* Problem requirements *
Reproduce the entries word for word, starting at the first entry and ending at the line that contains "105, 437, 151]", with both of those lines included.

Boxed element entries

↓

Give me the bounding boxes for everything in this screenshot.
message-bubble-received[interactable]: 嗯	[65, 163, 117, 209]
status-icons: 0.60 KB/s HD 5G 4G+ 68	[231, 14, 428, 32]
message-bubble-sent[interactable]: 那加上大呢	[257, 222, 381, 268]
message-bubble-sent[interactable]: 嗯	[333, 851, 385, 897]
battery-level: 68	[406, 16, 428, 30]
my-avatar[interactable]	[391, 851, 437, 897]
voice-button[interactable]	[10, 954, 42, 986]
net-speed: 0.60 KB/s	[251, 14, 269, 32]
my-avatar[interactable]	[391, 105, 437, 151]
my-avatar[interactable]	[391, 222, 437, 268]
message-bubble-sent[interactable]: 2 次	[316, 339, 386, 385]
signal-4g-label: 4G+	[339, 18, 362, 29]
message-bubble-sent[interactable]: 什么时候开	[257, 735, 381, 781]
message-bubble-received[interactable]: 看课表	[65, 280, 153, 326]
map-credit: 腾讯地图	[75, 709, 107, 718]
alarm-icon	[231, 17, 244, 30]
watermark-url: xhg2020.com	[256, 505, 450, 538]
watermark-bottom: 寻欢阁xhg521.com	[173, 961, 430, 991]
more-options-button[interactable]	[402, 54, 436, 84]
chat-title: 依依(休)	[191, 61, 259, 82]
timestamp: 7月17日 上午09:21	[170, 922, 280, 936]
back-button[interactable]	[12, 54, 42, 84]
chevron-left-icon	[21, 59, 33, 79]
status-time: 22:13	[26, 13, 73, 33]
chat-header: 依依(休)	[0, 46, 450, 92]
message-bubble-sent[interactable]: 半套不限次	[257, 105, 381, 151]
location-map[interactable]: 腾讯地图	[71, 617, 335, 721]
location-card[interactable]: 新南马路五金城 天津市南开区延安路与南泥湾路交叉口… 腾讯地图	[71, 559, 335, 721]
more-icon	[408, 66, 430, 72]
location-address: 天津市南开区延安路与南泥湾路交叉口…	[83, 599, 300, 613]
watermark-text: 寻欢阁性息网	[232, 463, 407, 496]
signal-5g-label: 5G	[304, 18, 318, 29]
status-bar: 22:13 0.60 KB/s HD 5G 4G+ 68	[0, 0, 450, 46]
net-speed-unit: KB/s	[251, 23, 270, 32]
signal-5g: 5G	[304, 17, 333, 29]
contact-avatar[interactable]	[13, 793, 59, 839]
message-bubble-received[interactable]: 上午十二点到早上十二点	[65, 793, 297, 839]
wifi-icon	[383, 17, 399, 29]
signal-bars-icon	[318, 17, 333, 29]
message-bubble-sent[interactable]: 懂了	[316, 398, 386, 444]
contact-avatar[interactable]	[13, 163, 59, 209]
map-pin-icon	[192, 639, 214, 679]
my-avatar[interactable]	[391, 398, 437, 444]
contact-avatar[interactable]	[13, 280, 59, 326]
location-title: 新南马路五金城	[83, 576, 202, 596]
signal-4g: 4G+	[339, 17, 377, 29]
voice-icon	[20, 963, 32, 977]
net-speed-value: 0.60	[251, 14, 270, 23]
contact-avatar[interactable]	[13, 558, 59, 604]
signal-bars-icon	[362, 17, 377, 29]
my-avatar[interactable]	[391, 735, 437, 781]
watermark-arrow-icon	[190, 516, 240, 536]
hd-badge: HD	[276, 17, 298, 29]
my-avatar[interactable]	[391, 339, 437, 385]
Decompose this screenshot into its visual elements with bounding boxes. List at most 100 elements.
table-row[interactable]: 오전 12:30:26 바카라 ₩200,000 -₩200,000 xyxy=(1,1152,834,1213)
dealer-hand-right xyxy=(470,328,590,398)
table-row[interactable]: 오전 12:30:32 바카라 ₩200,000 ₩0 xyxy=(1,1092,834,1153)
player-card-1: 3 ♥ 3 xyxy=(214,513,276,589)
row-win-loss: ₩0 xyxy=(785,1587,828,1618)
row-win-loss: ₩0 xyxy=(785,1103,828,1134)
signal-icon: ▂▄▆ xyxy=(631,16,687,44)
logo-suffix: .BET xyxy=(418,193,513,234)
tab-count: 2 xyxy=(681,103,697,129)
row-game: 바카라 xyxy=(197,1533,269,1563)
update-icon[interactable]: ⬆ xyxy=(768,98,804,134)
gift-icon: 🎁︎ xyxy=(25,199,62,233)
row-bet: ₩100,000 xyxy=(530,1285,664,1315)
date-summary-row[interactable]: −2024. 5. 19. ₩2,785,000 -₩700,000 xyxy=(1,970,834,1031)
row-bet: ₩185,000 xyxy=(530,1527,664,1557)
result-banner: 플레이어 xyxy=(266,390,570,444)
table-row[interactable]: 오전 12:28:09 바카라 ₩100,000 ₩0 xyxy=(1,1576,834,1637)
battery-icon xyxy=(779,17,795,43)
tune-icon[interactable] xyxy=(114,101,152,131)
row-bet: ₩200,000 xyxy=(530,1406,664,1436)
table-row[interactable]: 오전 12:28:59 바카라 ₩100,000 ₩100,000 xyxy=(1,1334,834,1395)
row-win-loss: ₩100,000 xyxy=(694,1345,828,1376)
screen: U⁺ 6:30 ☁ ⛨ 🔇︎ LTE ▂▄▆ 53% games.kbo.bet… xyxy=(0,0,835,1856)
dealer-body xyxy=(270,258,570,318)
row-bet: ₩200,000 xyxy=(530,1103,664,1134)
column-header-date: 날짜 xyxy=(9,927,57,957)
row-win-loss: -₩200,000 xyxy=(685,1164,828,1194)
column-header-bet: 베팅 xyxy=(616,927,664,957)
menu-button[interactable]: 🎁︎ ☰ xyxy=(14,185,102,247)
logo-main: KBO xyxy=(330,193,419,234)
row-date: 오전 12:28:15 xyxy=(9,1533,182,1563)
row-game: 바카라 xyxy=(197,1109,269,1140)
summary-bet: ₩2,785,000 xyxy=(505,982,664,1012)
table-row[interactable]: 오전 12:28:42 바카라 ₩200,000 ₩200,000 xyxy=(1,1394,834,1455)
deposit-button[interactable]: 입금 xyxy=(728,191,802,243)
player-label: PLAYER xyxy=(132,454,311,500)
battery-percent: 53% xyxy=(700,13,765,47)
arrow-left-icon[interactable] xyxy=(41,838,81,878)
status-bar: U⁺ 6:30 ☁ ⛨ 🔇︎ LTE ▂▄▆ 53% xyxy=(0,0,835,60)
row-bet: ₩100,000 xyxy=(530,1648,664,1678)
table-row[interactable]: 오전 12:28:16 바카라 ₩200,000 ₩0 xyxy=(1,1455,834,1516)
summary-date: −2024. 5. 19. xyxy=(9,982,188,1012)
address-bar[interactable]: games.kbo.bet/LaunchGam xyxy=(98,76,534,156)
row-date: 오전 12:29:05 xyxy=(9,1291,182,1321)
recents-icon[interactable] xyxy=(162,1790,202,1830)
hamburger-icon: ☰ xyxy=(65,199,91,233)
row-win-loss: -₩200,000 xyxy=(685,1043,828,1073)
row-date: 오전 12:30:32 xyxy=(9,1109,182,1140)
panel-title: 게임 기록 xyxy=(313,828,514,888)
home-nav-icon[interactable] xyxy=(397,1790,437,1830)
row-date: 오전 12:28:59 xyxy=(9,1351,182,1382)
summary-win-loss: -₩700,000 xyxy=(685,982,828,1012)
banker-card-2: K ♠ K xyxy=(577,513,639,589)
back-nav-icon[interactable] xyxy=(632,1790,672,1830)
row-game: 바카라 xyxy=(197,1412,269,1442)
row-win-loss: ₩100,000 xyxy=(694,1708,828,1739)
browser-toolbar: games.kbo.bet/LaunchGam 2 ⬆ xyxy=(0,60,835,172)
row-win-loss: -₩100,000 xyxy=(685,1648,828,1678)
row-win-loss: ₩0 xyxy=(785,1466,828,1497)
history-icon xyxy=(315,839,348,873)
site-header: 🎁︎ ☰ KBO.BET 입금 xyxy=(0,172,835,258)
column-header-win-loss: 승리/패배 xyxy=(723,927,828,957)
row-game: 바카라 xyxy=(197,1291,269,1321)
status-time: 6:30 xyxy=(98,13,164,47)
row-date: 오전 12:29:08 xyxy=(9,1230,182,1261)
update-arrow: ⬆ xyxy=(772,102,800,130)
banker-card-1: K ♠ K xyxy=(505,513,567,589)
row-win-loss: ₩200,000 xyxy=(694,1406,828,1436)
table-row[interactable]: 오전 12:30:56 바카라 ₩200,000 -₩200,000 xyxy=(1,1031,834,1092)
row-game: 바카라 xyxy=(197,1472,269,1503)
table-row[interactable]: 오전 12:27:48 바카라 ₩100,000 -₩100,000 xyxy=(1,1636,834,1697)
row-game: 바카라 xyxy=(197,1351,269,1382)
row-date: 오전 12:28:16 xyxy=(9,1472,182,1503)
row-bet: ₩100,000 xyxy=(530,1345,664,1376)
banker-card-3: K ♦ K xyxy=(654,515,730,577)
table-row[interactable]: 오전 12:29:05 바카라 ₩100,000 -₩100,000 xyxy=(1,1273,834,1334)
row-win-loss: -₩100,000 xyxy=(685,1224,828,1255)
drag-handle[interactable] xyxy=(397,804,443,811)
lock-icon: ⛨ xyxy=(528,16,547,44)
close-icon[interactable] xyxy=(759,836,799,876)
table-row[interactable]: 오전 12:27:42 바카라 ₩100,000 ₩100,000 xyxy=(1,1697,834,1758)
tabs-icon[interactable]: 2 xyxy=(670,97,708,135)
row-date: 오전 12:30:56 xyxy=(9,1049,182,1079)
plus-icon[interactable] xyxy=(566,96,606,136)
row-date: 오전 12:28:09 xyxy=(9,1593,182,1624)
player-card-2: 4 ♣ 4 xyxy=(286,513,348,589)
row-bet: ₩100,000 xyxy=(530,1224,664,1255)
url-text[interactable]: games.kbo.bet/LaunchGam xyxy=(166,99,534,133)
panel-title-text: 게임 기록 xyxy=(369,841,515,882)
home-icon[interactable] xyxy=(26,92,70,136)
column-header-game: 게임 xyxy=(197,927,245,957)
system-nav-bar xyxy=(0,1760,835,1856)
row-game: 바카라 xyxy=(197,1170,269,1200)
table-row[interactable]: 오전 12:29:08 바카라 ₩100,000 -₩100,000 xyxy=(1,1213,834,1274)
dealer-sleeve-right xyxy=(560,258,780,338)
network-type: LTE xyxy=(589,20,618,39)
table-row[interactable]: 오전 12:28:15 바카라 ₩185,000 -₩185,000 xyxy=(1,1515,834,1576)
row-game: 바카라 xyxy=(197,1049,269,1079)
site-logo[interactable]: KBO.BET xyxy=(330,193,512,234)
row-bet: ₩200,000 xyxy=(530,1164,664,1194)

↑

* Completed exercise *
Give me the bounding boxes for everything in this screenshot.
message-bubble-received[interactable]: 嗯	[65, 163, 117, 209]
status-icons: 0.60 KB/s HD 5G 4G+ 68	[231, 14, 428, 32]
message-bubble-sent[interactable]: 那加上大呢	[257, 222, 381, 268]
message-bubble-sent[interactable]: 嗯	[333, 851, 385, 897]
battery-level: 68	[406, 16, 428, 30]
my-avatar[interactable]	[391, 851, 437, 897]
voice-button[interactable]	[10, 954, 42, 986]
net-speed: 0.60 KB/s	[251, 14, 269, 32]
my-avatar[interactable]	[391, 105, 437, 151]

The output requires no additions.